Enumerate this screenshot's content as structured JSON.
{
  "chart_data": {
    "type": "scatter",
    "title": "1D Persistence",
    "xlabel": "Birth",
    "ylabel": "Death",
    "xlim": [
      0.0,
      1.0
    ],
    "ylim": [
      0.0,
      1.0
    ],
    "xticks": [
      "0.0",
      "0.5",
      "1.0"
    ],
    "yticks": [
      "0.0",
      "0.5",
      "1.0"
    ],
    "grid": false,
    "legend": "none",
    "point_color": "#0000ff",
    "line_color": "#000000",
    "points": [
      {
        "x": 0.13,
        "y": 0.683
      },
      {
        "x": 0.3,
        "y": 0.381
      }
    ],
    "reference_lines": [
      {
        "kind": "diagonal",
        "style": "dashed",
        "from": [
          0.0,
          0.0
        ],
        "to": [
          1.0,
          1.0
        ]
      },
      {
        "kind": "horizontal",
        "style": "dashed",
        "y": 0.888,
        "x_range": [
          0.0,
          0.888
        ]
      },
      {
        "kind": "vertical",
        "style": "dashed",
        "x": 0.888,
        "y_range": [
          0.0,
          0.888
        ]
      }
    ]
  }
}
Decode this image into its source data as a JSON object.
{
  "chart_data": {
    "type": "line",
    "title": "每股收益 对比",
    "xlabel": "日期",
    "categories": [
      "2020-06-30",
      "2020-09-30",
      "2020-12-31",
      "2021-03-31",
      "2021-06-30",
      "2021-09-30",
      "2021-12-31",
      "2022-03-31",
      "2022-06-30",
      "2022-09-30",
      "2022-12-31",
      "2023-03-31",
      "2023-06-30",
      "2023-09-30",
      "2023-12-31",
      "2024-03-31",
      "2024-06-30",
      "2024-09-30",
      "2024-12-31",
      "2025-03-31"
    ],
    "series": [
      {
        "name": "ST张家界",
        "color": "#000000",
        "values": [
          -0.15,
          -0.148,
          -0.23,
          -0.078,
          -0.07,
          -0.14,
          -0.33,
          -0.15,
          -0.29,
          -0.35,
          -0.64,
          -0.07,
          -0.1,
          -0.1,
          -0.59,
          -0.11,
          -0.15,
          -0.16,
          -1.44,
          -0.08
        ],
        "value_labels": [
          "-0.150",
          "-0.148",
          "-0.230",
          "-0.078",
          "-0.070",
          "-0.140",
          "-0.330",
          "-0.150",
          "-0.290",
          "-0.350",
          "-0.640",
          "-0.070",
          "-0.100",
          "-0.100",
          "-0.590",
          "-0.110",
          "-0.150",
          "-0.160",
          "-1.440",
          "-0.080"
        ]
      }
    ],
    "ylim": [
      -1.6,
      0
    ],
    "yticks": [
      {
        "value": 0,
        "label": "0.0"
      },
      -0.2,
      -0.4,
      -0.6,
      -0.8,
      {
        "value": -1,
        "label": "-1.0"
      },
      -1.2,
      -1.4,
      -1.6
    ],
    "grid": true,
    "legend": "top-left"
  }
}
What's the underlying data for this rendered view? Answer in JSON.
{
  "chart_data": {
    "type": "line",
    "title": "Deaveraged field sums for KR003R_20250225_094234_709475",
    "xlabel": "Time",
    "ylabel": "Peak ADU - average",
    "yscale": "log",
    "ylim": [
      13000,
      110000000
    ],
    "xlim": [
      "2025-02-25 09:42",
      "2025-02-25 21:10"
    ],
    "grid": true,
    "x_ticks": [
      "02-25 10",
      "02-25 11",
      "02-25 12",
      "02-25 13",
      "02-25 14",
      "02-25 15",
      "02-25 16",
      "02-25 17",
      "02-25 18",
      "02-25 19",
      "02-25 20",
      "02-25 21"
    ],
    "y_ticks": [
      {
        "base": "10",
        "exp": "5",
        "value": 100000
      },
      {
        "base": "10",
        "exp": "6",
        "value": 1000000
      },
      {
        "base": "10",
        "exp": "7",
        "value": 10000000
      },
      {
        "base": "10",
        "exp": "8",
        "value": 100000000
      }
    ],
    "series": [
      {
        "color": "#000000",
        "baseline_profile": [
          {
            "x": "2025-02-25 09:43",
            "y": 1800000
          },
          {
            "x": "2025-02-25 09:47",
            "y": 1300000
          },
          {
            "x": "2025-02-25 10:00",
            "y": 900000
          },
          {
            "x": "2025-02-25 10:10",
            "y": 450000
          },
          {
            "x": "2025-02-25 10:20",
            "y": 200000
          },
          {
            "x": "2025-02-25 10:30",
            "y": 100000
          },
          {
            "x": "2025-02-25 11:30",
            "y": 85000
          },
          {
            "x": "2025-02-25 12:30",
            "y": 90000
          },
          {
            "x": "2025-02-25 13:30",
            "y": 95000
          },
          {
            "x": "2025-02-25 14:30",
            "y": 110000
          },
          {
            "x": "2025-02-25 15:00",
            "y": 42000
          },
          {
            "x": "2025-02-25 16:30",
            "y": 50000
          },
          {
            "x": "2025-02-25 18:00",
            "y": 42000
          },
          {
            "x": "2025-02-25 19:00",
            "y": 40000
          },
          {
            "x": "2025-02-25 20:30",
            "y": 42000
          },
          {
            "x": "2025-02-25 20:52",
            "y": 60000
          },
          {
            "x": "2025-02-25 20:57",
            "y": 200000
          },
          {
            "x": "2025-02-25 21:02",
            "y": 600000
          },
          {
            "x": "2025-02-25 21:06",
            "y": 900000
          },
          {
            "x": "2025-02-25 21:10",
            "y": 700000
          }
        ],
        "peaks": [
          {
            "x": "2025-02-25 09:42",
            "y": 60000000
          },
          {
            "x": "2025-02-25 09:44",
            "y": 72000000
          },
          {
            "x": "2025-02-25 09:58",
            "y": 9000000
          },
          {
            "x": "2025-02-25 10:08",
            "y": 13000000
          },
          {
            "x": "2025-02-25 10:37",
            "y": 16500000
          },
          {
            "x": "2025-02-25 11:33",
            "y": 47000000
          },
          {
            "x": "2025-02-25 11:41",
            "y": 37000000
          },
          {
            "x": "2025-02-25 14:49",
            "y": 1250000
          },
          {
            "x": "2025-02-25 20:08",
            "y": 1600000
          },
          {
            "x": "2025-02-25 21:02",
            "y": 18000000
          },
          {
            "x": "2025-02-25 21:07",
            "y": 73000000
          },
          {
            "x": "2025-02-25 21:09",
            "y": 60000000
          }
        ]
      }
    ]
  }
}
= = = = =
## [WRITTEN TASK]
Write out the full listing exactly as given.

## [SOLUTION FOR THIS PROBLEM]
Enumerate this screenshot's content as structured JSON.
{
  "chart_data": {
    "type": "scatter",
    "title": "1D Persistence",
    "xlabel": "Birth",
    "ylabel": "Death",
    "xlim": [
      0.0,
      1.0
    ],
    "ylim": [
      0.0,
      1.0
    ],
    "xticks": [
      "0.0",
      "0.5",
      "1.0"
    ],
    "yticks": [
      "0.0",
      "0.5",
      "1.0"
    ],
    "grid": false,
    "legend": "none",
    "point_color": "#0000ff",
    "line_color": "#000000",
    "points": [
      {
        "x": 0.13,
        "y": 0.683
      },
      {
        "x": 0.3,
        "y": 0.381
      }
    ],
    "reference_lines": [
      {
        "kind": "diagonal",
        "style": "dashed",
        "from": [
          0.0,
          0.0
        ],
        "to": [
          1.0,
          1.0
        ]
      },
      {
        "kind": "horizontal",
        "style": "dashed",
        "y": 0.888,
        "x_range": [
          0.0,
          0.888
        ]
      },
      {
        "kind": "vertical",
        "style": "dashed",
        "x": 0.888,
        "y_range": [
          0.0,
          0.888
        ]
      }
    ]
  }
}
Decode this image into its source data as a JSON object.
{
  "chart_data": {
    "type": "line",
    "title": "每股收益 对比",
    "xlabel": "日期",
    "categories": [
      "2020-06-30",
      "2020-09-30",
      "2020-12-31",
      "2021-03-31",
      "2021-06-30",
      "2021-09-30",
      "2021-12-31",
      "2022-03-31",
      "2022-06-30",
      "2022-09-30",
      "2022-12-31",
      "2023-03-31",
      "2023-06-30",
      "2023-09-30",
      "2023-12-31",
      "2024-03-31",
      "2024-06-30",
      "2024-09-30",
      "2024-12-31",
      "2025-03-31"
    ],
    "series": [
      {
        "name": "ST张家界",
        "color": "#000000",
        "values": [
          -0.15,
          -0.148,
          -0.23,
          -0.078,
          -0.07,
          -0.14,
          -0.33,
          -0.15,
          -0.29,
          -0.35,
          -0.64,
          -0.07,
          -0.1,
          -0.1,
          -0.59,
          -0.11,
          -0.15,
          -0.16,
          -1.44,
          -0.08
        ],
        "value_labels": [
          "-0.150",
          "-0.148",
          "-0.230",
          "-0.078",
          "-0.070",
          "-0.140",
          "-0.330",
          "-0.150",
          "-0.290",
          "-0.350",
          "-0.640",
          "-0.070",
          "-0.100",
          "-0.100",
          "-0.590",
          "-0.110",
          "-0.150",
          "-0.160",
          "-1.440",
          "-0.080"
        ]
      }
    ],
    "ylim": [
      -1.6,
      0
    ],
    "yticks": [
      {
        "value": 0,
        "label": "0.0"
      },
      -0.2,
      -0.4,
      -0.6,
      -0.8,
      {
        "value": -1,
        "label": "-1.0"
      },
      -1.2,
      -1.4,
      -1.6
    ],
    "grid": true,
    "legend": "top-left"
  }
}
What's the underlying data for this rendered view? Answer in JSON.
{
  "chart_data": {
    "type": "line",
    "title": "Deaveraged field sums for KR003R_20250225_094234_709475",
    "xlabel": "Time",
    "ylabel": "Peak ADU - average",
    "yscale": "log",
    "ylim": [
      13000,
      110000000
    ],
    "xlim": [
      "2025-02-25 09:42",
      "2025-02-25 21:10"
    ],
    "grid": true,
    "x_ticks": [
      "02-25 10",
      "02-25 11",
      "02-25 12",
      "02-25 13",
      "02-25 14",
      "02-25 15",
      "02-25 16",
      "02-25 17",
      "02-25 18",
      "02-25 19",
      "02-25 20",
      "02-25 21"
    ],
    "y_ticks": [
      {
        "base": "10",
        "exp": "5",
        "value": 100000
      },
      {
        "base": "10",
        "exp": "6",
        "value": 1000000
      },
      {
        "base": "10",
        "exp": "7",
        "value": 10000000
      },
      {
        "base": "10",
        "exp": "8",
        "value": 100000000
      }
    ],
    "series": [
      {
        "color": "#000000",
        "baseline_profile": [
          {
            "x": "2025-02-25 09:43",
            "y": 1800000
          },
          {
            "x": "2025-02-25 09:47",
            "y": 1300000
          },
          {
            "x": "2025-02-25 10:00",
            "y": 900000
          },
          {
            "x": "2025-02-25 10:10",
            "y": 450000
          },
          {
            "x": "2025-02-25 10:20",
            "y": 200000
          },
          {
            "x": "2025-02-25 10:30",
            "y": 100000
          },
          {
            "x": "2025-02-25 11:30",
            "y": 85000
          },
          {
            "x": "2025-02-25 12:30",
            "y": 90000
          },
          {
            "x": "2025-02-25 13:30",
            "y": 95000
          },
          {
            "x": "2025-02-25 14:30",
            "y": 110000
          },
          {
            "x": "2025-02-25 15:00",
            "y": 42000
          },
          {
            "x": "2025-02-25 16:30",
            "y": 50000
          },
          {
            "x": "2025-02-25 18:00",
            "y": 42000
          },
          {
            "x": "2025-02-25 19:00",
            "y": 40000
          },
          {
            "x": "2025-02-25 20:30",
            "y": 42000
          },
          {
            "x": "2025-02-25 20:52",
            "y": 60000
          },
          {
            "x": "2025-02-25 20:57",
            "y": 200000
          },
          {
            "x": "2025-02-25 21:02",
            "y": 600000
          },
          {
            "x": "2025-02-25 21:06",
            "y": 900000
          },
          {
            "x": "2025-02-25 21:10",
            "y": 700000
          }
        ],
        "peaks": [
          {
            "x": "2025-02-25 09:42",
            "y": 60000000
          },
          {
            "x": "2025-02-25 09:44",
            "y": 72000000
          },
          {
            "x": "2025-02-25 09:58",
            "y": 9000000
          },
          {
            "x": "2025-02-25 10:08",
            "y": 13000000
          },
          {
            "x": "2025-02-25 10:37",
            "y": 16500000
          },
          {
            "x": "2025-02-25 11:33",
            "y": 47000000
          },
          {
            "x": "2025-02-25 11:41",
            "y": 37000000
          },
          {
            "x": "2025-02-25 14:49",
            "y": 1250000
          },
          {
            "x": "2025-02-25 20:08",
            "y": 1600000
          },
          {
            "x": "2025-02-25 21:02",
            "y": 18000000
          },
          {
            "x": "2025-02-25 21:07",
            "y": 73000000
          },
          {
            "x": "2025-02-25 21:09",
            "y": 60000000
          }
        ]
      }
    ]
  }
}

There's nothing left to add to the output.